Goal
Reproduce the lines from the line with "shareme-wave-icon — [37, 206, 105, 274]" to the line with "dock-browser[interactable] — [263, 921, 331, 989]", both included, and nothing else.

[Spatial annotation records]
##############################
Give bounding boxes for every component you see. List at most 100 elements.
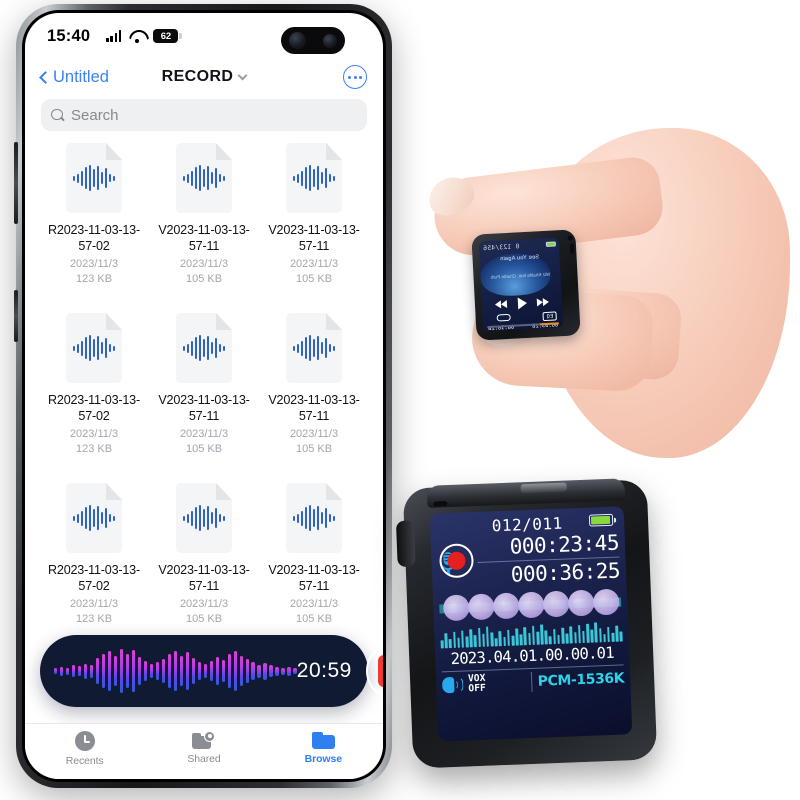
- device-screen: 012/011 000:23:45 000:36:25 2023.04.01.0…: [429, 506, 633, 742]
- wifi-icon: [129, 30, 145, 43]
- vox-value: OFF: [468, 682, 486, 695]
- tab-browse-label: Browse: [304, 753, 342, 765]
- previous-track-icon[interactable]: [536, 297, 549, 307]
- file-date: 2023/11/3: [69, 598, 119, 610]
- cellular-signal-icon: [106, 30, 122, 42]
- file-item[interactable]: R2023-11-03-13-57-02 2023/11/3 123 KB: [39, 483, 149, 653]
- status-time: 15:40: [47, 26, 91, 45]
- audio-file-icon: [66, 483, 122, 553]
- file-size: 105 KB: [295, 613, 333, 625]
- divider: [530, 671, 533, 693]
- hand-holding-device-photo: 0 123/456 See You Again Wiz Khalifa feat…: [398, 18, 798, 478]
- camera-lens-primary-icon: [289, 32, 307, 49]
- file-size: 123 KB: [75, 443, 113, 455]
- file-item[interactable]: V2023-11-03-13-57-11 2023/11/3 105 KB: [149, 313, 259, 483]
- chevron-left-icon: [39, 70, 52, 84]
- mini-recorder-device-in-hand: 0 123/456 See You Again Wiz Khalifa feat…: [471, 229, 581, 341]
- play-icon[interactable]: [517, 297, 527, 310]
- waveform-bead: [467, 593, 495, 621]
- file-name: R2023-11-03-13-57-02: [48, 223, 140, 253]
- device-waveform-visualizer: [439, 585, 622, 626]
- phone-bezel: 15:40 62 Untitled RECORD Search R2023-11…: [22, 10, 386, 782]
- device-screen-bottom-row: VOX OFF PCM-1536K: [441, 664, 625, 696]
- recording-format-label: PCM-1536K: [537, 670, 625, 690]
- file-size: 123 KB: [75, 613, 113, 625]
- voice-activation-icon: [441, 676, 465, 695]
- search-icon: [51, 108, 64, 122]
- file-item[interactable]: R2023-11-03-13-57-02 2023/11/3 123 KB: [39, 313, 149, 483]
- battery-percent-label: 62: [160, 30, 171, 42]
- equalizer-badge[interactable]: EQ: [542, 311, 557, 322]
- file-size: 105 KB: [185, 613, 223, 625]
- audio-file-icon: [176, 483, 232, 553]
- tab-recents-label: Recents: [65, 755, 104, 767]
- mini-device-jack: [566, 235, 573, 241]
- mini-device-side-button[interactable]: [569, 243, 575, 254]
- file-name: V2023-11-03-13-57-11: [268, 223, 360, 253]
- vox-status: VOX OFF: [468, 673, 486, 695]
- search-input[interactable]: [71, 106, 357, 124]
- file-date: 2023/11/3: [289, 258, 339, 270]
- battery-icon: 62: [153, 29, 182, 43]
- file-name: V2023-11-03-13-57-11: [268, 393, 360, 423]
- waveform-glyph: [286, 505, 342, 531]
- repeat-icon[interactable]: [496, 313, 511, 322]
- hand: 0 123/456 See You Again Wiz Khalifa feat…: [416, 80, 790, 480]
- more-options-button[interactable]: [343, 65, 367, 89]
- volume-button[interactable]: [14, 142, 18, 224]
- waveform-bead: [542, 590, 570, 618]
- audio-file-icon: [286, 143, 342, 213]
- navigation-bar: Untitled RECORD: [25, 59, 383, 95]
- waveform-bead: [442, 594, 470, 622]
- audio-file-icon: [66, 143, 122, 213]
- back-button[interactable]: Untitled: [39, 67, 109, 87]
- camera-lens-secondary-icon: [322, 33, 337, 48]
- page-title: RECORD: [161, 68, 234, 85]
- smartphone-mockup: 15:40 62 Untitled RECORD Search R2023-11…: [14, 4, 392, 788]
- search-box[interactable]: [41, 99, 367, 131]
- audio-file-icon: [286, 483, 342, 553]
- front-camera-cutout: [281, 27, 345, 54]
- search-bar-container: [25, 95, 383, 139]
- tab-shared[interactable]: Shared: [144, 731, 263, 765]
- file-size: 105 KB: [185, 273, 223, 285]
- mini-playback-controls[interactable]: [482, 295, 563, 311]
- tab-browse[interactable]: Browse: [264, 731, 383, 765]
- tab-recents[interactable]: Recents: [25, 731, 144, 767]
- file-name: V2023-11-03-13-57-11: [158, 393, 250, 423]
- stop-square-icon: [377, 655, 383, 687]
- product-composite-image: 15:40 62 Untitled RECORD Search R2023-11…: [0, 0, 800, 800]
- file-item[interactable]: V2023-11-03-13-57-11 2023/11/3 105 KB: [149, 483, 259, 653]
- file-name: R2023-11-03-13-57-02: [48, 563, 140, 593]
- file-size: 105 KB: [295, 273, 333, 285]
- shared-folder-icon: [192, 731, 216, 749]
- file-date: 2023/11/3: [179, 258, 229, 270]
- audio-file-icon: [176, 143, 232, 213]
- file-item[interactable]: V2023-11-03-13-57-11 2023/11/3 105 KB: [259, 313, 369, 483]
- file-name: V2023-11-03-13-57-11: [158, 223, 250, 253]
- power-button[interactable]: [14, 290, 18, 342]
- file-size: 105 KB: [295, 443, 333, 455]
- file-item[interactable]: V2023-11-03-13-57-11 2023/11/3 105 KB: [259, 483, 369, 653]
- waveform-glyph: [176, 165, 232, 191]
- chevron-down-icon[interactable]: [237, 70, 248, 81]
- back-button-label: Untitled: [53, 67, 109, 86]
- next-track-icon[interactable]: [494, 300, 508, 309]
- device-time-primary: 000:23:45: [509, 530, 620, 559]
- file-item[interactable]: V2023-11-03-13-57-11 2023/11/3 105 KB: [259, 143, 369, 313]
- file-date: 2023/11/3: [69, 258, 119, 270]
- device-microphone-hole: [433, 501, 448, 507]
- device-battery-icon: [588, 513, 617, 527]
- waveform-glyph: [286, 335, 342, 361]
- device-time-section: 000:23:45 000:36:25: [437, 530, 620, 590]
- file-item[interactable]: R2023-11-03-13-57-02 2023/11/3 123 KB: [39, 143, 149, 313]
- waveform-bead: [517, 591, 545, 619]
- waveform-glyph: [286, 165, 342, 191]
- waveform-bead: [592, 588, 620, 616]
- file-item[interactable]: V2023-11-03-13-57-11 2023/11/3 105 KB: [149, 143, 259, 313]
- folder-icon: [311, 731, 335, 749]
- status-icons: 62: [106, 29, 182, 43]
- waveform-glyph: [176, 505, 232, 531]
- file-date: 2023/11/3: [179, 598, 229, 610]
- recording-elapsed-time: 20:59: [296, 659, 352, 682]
##############################
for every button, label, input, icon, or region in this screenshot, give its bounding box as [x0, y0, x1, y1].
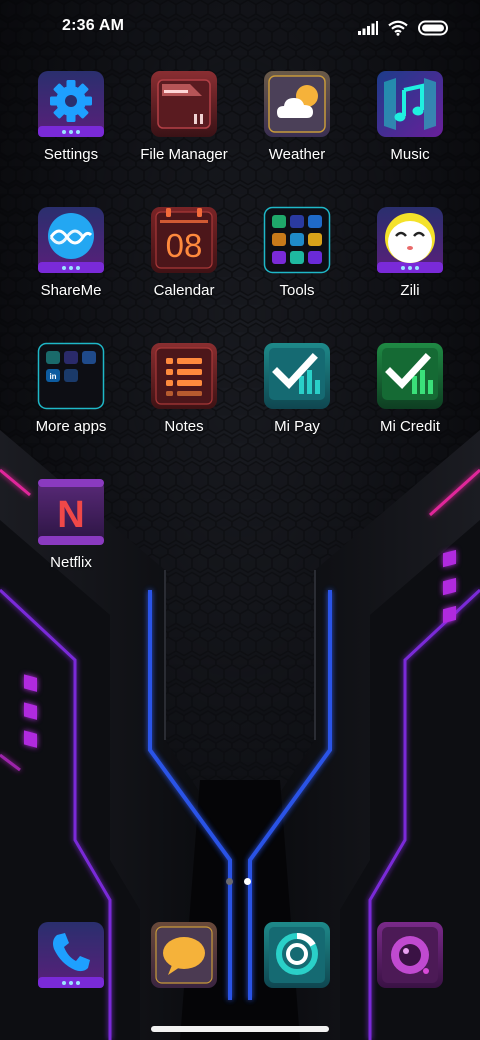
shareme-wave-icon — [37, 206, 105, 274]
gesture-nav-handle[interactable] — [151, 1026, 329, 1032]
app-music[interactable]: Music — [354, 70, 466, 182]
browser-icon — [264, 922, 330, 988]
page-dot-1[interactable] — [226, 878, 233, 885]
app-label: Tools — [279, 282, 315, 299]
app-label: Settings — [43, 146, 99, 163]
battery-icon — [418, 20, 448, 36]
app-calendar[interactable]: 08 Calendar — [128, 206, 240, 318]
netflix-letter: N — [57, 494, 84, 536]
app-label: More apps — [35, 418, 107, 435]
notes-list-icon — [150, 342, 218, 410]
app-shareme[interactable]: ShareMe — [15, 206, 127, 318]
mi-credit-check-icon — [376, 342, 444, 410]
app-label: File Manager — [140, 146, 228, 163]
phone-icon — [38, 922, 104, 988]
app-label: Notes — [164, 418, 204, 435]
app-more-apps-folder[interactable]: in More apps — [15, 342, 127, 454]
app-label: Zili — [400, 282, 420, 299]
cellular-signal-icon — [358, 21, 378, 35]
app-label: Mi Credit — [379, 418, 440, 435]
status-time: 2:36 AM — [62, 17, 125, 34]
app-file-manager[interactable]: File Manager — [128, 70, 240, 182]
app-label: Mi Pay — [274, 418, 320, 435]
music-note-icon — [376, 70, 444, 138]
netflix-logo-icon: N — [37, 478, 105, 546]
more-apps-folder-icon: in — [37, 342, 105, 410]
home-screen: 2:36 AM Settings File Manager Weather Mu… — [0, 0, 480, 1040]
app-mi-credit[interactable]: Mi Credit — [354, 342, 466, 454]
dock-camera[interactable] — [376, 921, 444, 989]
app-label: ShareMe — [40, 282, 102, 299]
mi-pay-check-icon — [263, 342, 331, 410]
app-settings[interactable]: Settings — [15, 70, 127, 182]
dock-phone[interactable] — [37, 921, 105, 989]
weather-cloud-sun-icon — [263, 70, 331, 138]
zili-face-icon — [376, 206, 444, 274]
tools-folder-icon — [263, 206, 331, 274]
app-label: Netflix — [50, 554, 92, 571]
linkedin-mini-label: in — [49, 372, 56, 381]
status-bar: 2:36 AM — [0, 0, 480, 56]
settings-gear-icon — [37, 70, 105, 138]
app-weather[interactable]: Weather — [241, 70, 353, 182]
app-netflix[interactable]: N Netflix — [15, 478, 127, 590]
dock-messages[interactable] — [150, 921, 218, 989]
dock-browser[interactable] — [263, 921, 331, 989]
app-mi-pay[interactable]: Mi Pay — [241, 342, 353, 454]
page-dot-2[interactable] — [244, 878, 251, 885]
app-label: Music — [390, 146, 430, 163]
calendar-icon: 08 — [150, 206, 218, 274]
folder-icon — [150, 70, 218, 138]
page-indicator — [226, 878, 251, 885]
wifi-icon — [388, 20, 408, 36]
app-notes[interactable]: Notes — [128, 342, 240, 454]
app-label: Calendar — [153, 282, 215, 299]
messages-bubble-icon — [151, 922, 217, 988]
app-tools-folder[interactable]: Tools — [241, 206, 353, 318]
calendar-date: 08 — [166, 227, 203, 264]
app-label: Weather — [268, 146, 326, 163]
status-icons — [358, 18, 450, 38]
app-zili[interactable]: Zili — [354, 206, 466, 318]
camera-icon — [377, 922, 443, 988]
##############################
Task response
shareme-wave-icon — [37, 206, 105, 274]
gesture-nav-handle[interactable] — [151, 1026, 329, 1032]
app-music[interactable]: Music — [354, 70, 466, 182]
browser-icon — [264, 922, 330, 988]
page-dot-1[interactable] — [226, 878, 233, 885]
app-label: Tools — [279, 282, 315, 299]
app-label: Settings — [43, 146, 99, 163]
battery-icon — [418, 20, 448, 36]
app-calendar[interactable]: 08 Calendar — [128, 206, 240, 318]
netflix-letter: N — [57, 494, 84, 536]
app-label: More apps — [35, 418, 107, 435]
notes-list-icon — [150, 342, 218, 410]
app-shareme[interactable]: ShareMe — [15, 206, 127, 318]
mi-credit-check-icon — [376, 342, 444, 410]
app-label: File Manager — [140, 146, 228, 163]
phone-icon — [38, 922, 104, 988]
app-label: Notes — [164, 418, 204, 435]
app-more-apps-folder[interactable]: in More apps — [15, 342, 127, 454]
app-label: Zili — [400, 282, 420, 299]
cellular-signal-icon — [358, 21, 378, 35]
app-label: Mi Credit — [379, 418, 440, 435]
status-time: 2:36 AM — [62, 17, 125, 34]
app-file-manager[interactable]: File Manager — [128, 70, 240, 182]
app-label: Mi Pay — [274, 418, 320, 435]
music-note-icon — [376, 70, 444, 138]
netflix-logo-icon: N — [37, 478, 105, 546]
more-apps-folder-icon: in — [37, 342, 105, 410]
home-screen: 2:36 AM Settings File Manager Weather Mu… — [0, 0, 480, 1040]
app-mi-credit[interactable]: Mi Credit — [354, 342, 466, 454]
dock-camera[interactable] — [376, 921, 444, 989]
app-label: ShareMe — [40, 282, 102, 299]
mi-pay-check-icon — [263, 342, 331, 410]
app-settings[interactable]: Settings — [15, 70, 127, 182]
dock-phone[interactable] — [37, 921, 105, 989]
weather-cloud-sun-icon — [263, 70, 331, 138]
zili-face-icon — [376, 206, 444, 274]
tools-folder-icon — [263, 206, 331, 274]
app-label: Netflix — [50, 554, 92, 571]
linkedin-mini-label: in — [49, 372, 56, 381]
status-bar: 2:36 AM — [0, 0, 480, 56]
settings-gear-icon — [37, 70, 105, 138]
app-weather[interactable]: Weather — [241, 70, 353, 182]
app-netflix[interactable]: N Netflix — [15, 478, 127, 590]
dock-messages[interactable] — [150, 921, 218, 989]
dock-browser[interactable] — [263, 921, 331, 989]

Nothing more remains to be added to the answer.